→ Directions
Below is a listing. Gather each line of it that contains "Lett".

→ Entries supplied
----

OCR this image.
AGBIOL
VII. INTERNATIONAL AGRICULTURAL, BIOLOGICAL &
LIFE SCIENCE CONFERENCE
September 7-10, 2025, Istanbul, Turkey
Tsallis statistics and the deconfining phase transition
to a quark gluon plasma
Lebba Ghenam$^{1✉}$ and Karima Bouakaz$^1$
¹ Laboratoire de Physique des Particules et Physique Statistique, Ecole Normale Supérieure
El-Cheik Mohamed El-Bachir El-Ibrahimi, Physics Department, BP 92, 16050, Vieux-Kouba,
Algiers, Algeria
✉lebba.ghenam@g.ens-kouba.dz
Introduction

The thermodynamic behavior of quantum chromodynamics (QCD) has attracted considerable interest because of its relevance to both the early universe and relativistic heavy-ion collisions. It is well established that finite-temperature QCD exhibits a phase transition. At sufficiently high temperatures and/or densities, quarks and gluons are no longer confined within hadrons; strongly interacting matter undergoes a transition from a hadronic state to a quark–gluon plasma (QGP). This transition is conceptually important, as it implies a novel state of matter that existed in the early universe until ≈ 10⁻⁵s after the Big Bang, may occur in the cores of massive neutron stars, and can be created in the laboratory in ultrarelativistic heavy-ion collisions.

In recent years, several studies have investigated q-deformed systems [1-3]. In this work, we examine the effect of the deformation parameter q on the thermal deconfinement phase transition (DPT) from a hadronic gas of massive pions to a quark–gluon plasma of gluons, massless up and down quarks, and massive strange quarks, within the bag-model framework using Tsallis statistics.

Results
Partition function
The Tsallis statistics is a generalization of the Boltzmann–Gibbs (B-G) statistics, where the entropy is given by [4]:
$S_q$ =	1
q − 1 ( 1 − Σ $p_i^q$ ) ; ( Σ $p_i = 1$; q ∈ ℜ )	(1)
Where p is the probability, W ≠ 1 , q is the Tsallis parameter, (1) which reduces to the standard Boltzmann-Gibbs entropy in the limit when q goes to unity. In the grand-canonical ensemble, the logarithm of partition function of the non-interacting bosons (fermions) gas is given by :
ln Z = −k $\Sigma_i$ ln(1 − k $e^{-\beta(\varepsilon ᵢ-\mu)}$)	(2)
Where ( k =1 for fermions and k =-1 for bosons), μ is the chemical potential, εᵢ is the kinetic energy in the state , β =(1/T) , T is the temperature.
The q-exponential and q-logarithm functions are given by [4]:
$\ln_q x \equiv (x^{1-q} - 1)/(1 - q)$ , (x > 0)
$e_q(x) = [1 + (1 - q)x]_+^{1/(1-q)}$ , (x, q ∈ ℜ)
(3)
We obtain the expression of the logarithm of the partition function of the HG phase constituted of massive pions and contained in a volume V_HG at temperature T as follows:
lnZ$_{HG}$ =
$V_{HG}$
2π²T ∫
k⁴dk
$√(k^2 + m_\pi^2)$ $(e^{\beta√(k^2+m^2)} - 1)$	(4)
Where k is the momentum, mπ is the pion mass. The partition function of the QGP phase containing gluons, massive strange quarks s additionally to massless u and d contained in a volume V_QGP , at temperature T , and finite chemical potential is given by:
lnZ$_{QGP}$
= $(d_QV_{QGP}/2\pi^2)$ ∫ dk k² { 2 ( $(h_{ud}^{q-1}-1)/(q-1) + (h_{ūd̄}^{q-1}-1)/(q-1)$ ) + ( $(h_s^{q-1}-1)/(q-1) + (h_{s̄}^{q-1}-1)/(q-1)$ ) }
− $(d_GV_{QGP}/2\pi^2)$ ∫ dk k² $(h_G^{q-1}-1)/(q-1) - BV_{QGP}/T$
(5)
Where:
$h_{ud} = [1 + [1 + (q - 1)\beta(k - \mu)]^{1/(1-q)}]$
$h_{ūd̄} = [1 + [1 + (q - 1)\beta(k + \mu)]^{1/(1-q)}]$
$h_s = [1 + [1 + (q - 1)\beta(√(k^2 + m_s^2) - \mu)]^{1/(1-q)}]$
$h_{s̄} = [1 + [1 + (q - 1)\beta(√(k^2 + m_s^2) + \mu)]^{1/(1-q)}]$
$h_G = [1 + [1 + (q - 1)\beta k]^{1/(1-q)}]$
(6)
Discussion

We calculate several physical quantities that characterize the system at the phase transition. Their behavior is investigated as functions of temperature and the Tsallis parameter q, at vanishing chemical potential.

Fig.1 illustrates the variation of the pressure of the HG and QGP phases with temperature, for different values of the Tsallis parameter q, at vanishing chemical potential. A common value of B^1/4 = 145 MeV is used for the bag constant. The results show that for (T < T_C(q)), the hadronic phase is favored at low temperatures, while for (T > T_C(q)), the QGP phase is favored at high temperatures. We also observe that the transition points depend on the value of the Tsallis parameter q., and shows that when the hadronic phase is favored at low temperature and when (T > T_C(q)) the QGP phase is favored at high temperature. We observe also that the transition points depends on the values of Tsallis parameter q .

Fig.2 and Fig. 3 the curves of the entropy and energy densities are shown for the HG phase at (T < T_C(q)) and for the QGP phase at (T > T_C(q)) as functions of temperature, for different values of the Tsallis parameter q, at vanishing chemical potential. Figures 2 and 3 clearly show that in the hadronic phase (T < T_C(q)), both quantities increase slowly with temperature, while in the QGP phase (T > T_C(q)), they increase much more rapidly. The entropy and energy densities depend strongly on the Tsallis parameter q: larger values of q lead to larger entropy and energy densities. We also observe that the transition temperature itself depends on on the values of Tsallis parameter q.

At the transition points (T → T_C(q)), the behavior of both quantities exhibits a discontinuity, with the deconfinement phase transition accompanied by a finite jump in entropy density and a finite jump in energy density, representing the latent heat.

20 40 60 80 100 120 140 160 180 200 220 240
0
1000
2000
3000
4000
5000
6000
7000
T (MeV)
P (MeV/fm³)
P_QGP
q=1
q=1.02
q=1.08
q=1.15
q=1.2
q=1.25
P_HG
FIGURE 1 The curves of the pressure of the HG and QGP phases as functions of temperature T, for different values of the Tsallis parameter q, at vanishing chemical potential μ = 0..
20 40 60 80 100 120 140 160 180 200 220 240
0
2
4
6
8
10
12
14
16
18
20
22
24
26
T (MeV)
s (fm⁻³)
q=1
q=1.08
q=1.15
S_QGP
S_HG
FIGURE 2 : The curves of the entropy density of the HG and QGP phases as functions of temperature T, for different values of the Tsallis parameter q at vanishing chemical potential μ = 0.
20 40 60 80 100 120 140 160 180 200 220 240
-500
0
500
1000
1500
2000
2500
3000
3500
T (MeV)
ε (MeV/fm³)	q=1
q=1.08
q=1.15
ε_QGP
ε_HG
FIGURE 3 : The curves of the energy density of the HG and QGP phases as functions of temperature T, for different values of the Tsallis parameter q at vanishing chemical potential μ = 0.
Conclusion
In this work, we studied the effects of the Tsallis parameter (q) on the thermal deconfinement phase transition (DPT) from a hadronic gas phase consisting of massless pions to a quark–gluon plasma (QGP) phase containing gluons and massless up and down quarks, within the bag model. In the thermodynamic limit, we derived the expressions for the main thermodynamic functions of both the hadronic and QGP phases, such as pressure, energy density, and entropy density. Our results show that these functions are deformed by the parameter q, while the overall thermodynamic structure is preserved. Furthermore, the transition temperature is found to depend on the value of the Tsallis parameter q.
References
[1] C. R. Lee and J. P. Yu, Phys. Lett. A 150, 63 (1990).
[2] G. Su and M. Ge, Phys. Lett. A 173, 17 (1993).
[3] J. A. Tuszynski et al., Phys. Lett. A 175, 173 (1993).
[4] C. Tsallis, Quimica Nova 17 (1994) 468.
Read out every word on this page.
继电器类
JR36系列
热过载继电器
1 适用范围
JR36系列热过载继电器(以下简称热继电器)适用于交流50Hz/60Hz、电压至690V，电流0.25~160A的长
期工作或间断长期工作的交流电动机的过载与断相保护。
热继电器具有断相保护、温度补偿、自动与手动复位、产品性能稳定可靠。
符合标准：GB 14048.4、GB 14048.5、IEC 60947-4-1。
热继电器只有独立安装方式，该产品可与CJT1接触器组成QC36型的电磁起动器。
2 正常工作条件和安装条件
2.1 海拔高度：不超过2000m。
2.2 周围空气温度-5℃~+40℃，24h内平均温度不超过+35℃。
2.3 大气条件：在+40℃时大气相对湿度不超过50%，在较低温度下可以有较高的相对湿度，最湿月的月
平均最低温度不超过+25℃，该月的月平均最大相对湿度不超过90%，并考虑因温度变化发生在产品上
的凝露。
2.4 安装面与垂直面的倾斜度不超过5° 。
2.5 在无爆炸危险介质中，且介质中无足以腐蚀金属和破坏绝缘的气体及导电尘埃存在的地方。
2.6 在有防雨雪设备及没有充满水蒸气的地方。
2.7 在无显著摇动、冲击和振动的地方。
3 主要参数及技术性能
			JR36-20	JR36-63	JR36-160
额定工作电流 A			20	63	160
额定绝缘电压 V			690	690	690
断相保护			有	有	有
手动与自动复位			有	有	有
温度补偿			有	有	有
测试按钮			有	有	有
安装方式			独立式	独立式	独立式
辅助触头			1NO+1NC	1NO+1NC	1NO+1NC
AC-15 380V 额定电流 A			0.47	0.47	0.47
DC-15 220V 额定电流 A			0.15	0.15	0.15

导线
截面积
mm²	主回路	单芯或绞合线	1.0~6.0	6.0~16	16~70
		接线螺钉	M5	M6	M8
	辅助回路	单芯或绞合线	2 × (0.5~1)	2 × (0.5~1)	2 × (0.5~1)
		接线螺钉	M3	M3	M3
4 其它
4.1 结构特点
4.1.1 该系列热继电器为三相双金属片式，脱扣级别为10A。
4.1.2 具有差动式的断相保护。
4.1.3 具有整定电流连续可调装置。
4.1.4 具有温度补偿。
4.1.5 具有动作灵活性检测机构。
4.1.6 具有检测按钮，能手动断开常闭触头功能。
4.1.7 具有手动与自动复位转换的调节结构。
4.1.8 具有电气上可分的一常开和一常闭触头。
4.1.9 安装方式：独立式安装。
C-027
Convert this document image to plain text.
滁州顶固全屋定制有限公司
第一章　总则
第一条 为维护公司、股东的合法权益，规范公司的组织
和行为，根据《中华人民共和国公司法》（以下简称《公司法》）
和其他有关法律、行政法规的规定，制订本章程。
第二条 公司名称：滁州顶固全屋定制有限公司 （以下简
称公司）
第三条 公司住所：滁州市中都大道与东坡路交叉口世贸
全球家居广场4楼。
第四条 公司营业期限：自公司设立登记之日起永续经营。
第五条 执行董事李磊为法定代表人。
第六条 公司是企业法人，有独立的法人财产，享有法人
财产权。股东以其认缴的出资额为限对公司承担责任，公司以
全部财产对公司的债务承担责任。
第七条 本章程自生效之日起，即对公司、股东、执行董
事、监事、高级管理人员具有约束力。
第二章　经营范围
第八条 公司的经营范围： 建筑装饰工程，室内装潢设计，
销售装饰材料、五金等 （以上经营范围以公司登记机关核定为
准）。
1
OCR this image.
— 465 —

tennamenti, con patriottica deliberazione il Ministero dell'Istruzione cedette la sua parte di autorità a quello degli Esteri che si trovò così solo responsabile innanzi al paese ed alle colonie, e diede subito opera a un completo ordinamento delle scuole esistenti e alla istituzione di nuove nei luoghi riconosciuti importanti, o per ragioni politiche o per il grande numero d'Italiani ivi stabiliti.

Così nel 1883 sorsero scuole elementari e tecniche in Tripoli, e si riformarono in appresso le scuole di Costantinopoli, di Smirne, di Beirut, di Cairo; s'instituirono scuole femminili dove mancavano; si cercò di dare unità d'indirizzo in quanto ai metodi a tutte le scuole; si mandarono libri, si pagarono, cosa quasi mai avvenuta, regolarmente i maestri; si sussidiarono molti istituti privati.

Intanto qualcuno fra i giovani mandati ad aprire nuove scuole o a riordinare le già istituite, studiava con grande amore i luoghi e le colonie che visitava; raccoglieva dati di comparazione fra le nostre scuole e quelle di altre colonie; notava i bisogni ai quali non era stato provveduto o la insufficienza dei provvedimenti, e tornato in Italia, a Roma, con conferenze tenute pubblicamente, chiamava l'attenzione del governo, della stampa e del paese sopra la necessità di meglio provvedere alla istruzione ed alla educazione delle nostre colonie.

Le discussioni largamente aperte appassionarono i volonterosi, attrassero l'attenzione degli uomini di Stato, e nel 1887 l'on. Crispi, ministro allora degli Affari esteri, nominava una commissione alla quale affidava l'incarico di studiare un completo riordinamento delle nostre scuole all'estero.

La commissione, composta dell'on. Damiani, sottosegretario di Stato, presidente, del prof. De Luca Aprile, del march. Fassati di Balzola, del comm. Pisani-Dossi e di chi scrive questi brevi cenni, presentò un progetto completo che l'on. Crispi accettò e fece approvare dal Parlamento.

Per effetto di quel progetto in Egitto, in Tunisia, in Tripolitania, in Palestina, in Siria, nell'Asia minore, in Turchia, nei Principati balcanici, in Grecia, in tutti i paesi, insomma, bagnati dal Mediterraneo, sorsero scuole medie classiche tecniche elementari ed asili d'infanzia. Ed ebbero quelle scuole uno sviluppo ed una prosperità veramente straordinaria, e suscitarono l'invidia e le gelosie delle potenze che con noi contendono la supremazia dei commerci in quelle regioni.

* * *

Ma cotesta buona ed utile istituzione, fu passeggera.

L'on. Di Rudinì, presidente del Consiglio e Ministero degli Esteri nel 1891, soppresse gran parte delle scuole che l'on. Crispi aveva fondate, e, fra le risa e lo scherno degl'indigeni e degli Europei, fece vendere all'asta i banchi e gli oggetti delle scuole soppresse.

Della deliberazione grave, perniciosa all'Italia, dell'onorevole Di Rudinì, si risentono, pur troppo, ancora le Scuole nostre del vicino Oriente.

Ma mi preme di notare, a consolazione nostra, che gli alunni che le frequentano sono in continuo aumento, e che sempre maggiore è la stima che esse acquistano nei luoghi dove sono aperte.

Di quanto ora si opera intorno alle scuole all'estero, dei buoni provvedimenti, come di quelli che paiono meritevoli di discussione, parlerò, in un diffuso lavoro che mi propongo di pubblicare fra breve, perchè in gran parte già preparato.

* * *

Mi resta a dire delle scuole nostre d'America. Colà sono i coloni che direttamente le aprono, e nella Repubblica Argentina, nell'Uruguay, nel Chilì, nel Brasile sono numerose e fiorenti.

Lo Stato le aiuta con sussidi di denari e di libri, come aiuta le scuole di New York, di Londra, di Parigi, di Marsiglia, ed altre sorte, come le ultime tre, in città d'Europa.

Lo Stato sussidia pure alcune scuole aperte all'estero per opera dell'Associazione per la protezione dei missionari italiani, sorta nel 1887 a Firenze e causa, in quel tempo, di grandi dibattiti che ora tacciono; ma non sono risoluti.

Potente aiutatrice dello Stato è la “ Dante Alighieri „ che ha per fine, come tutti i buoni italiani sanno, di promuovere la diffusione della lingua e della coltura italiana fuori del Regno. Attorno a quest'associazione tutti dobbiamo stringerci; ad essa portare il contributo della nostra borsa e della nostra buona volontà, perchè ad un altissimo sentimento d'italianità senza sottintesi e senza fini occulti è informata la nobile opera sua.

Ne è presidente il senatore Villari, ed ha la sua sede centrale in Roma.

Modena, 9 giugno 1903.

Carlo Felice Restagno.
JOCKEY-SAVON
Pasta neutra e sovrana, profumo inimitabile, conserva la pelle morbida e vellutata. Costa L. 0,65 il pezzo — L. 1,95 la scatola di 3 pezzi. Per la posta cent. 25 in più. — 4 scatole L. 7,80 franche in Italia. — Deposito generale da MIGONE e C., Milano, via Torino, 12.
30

----

→ Finished task
[1] C. R. Lee and J. P. Yu, Phys. Lett. A 150, 63 (1990).
[2] G. Su and M. Ge, Phys. Lett. A 173, 17 (1993).
[3] J. A. Tuszynski et al., Phys. Lett. A 175, 173 (1993).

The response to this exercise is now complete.